SELECTED EXCERPT
In Special Needs News

To protect and serve is a familiar police department mission statement, but when officers respond to mental crisis calls, too often they end up neither protecting nor serving. Nearly a quarter of those killed in some 6,000 fatal shootings by police since 2015 have been mentally ill, according to a Washington Post study of police shootings.  

Growing outrage over these fatal encounters has spurred a variety of potential remedies, including better training, the dispatch of mental health professionals to accompany police on calls involving psychological illness, and even getting cops out of the business of responding to such crises altogether.

Police emergency response training has traditionally emphasized military-style defensive reflexes and immediate compliance from civilians, and perhaps this isn’t surprising, given that the country is awash in firearms; police responding to a 911 call or simply pulling over a motorist must always prepare for the possibility that they will find themselves on the wrong end of a gun.  However, there is a mounting realization that skills valuable to drill sergeants and Navy Seals only go so far when it comes to good policing

Mental Health Team Improves Outcomes

Municipalities across the U.S. are forming teams of mental health specialists who can assist police or take over from them completely. Spokane Country, in the state of Washington, has formed a Behavioral Health Unit (BHU) staffed by mental health professionals who variously advise or accompany police on calls involving people in emotional distress. During 2020 — its first year of operation — the unit interacted with 3,760 individuals, and 78 percent of these encounters resulted in outcomes other than arrest or hospital, according to a report issued by the BHU. A total of 590 people deemed potentially homicidal, suicidal, or otherwise unable to care for themselves were involuntarily taken to the hospital. The unit responded to 434 calls involving potential suicides alone.

The BHU aside, the Spokane Police Department takes a broad approach to the training of its own officers. One officer, for instance, holds a master’s degree in mental health counseling. Responding to a call involving a man threatening to commit suicide, he was informed by the BHU of the subject’s full name and the fact that he had recently been discharged from a hospital. After offers to take him to a local mental health facility, the man charged and punched the officer, but even that didn’t result in an arrest.

“I don’t need to make this guy’s life any harder, based on what I knew going in there,” the officer, Richie Plunkett, told the Spokesman-Review newspaper.

The Spokane department’s active engagement with mental health crises stands in contrast to some other police agencies. Police in rural Plumas County, in California’s Sierra Nevada region, no longer respond to calls involving potential suicides, unless a person poses a threat to others, according to Ed Obayashi, a deputy sheriff and attorney who devised the policy and has advised dozens of police agencies in California. Suicide isn’t a crime, and too frequently people threatening to kill themselves are aggravated by the arrival of police, he told the Spokesman-Review.

Databases: Helpful or Stigmatizing?

The trouble is, often police responding to calls about people threatening violence have no idea that they are dealing with people with mental health issues. To address this, officials in Connecticut are considering creating a statewide law enforcement database of names of people with mental illness, submitted voluntarily by families so that police know who they are dealing with when responding to emergencies.

Page segmentation data:
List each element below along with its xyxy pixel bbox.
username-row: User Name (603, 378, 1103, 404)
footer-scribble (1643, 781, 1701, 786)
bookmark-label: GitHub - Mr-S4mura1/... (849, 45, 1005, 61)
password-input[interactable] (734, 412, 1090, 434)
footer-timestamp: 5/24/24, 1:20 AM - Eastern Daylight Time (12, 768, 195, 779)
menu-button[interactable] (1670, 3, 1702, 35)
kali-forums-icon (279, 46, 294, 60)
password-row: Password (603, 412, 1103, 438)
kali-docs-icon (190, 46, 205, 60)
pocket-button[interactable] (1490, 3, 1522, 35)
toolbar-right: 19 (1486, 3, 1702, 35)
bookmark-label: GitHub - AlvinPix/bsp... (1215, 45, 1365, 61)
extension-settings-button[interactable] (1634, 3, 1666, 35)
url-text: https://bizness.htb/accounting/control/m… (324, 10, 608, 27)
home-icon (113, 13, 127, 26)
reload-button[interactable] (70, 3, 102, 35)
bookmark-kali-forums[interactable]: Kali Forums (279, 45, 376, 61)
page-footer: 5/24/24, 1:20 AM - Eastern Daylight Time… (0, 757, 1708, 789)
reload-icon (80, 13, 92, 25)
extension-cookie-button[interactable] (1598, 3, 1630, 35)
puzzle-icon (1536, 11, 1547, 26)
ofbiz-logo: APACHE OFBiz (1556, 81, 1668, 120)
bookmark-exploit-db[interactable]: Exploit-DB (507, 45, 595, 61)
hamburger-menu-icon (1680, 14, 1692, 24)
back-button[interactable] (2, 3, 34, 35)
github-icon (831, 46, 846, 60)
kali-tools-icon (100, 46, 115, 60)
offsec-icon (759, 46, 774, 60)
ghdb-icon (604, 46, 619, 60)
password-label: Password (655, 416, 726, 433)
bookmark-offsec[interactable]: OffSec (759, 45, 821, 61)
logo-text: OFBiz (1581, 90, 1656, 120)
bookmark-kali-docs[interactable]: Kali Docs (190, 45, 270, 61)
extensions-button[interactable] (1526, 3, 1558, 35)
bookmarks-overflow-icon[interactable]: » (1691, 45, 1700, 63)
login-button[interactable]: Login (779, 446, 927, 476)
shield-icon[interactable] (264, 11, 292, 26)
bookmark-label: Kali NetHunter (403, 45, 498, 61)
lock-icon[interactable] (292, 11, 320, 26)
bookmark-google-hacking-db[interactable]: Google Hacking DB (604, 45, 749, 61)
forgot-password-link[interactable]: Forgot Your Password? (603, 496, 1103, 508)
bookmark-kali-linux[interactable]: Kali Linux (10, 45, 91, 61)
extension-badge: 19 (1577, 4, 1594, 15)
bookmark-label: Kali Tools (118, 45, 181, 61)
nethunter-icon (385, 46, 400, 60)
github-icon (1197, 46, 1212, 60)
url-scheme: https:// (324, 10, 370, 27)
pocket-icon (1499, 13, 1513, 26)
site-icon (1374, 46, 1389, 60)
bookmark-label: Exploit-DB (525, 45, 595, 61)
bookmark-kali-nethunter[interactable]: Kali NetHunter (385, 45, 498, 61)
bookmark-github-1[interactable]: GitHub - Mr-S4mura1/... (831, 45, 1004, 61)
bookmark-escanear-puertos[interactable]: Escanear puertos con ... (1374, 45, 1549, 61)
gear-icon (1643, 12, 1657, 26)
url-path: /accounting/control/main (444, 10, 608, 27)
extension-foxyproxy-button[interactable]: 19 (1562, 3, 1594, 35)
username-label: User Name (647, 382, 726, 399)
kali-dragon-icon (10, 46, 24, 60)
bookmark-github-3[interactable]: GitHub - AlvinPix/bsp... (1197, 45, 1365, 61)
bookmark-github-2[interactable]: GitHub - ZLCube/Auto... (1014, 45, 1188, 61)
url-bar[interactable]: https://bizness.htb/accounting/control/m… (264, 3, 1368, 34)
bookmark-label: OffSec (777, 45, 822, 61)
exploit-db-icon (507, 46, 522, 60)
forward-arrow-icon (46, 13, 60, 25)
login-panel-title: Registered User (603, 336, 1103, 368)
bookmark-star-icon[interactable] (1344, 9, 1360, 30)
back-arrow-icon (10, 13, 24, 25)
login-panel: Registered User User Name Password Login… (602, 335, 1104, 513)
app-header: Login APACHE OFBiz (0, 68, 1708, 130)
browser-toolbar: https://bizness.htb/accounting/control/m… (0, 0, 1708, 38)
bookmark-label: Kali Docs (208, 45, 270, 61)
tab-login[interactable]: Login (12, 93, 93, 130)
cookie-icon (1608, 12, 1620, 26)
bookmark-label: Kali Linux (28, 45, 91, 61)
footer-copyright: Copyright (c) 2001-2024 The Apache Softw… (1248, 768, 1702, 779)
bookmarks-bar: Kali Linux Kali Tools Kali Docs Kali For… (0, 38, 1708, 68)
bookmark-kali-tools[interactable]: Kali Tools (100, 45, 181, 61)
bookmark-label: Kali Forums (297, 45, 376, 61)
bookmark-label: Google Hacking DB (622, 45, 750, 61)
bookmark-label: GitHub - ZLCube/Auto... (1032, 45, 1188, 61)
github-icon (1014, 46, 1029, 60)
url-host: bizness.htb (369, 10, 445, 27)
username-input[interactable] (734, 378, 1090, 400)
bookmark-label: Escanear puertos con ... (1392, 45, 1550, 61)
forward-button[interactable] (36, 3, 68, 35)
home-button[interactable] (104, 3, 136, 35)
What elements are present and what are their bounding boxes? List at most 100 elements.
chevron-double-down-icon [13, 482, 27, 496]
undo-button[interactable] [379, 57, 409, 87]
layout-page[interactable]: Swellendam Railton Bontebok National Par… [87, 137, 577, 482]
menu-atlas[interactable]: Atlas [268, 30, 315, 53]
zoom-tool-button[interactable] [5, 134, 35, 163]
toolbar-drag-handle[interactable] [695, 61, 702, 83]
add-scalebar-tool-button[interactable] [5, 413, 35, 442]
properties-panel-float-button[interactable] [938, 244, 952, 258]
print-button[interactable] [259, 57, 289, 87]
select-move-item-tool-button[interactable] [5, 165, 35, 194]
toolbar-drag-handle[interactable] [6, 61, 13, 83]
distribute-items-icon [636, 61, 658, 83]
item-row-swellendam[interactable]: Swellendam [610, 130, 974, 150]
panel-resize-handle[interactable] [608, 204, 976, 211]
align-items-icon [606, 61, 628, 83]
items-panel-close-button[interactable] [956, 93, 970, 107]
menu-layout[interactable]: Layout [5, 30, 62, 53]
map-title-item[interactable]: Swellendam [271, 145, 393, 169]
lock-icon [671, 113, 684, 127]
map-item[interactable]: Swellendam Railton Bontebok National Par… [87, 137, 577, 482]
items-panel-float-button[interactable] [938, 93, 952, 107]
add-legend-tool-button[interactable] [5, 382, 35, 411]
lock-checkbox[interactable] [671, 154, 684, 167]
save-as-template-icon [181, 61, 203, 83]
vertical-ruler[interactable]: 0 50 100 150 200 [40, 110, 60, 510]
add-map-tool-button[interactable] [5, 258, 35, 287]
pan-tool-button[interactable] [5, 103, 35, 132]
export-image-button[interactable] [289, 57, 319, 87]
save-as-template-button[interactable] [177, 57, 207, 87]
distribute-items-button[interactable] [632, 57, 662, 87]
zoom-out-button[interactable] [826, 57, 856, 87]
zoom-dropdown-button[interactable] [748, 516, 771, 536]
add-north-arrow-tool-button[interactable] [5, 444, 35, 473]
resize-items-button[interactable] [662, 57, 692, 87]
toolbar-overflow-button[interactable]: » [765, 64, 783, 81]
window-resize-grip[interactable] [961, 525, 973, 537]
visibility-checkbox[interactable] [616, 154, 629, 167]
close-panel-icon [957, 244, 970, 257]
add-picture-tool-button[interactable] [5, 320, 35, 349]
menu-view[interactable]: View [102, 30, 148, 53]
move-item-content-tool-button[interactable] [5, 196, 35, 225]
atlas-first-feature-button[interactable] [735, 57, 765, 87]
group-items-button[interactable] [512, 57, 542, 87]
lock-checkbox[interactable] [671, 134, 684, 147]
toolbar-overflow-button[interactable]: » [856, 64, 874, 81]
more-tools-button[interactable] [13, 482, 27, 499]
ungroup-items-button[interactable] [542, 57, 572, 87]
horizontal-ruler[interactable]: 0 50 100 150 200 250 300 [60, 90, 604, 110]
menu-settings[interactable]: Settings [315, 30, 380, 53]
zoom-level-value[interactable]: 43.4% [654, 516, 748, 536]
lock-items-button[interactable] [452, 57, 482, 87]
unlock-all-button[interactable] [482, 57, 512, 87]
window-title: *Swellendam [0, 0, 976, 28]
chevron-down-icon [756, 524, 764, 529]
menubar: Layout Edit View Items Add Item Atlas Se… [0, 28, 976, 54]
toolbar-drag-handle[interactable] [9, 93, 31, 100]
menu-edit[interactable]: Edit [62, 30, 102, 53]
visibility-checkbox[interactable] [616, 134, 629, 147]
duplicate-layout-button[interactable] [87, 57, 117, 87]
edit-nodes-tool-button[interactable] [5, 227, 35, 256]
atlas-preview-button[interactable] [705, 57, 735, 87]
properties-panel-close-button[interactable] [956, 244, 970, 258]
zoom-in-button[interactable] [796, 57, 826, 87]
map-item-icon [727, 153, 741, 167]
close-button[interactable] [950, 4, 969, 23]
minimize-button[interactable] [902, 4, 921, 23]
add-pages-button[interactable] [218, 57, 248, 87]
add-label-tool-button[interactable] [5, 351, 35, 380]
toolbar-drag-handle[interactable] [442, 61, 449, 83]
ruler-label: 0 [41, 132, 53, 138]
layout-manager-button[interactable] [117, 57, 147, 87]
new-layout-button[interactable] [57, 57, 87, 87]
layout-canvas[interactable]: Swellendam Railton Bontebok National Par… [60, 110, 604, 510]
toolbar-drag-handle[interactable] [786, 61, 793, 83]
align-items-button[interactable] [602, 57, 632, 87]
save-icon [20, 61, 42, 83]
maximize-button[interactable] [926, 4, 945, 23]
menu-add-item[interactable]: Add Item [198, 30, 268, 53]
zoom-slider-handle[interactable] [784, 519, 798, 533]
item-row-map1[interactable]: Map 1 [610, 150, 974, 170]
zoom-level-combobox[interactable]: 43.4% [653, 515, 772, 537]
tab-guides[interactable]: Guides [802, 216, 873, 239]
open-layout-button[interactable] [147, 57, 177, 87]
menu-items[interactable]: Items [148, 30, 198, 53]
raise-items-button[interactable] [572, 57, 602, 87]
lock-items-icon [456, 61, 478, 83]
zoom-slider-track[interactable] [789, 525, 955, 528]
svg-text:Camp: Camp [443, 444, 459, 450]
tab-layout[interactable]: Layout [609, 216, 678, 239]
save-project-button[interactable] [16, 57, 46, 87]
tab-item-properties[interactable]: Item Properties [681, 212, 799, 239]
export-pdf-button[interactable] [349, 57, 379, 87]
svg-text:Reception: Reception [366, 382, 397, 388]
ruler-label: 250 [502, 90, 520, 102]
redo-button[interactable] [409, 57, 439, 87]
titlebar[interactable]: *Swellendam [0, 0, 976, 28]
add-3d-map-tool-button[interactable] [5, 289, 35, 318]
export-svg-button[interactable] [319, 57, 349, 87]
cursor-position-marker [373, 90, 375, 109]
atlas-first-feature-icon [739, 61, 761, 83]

WHAT YOU HAVE TO DO
From the article on police responses to mental health crises, list every figure given for the Behavioral Health Unit's first year of operation, along with what each figure measures.

TASK RESULT
- 3,760: individuals the unit interacted with
- 78 percent: share of those encounters that ended in outcomes other than arrest or hospital
- 590: people deemed potentially homicidal, suicidal, or otherwise unable to care for themselves who were involuntarily taken to the hospital
- 434: calls the unit responded to that involved potential suicides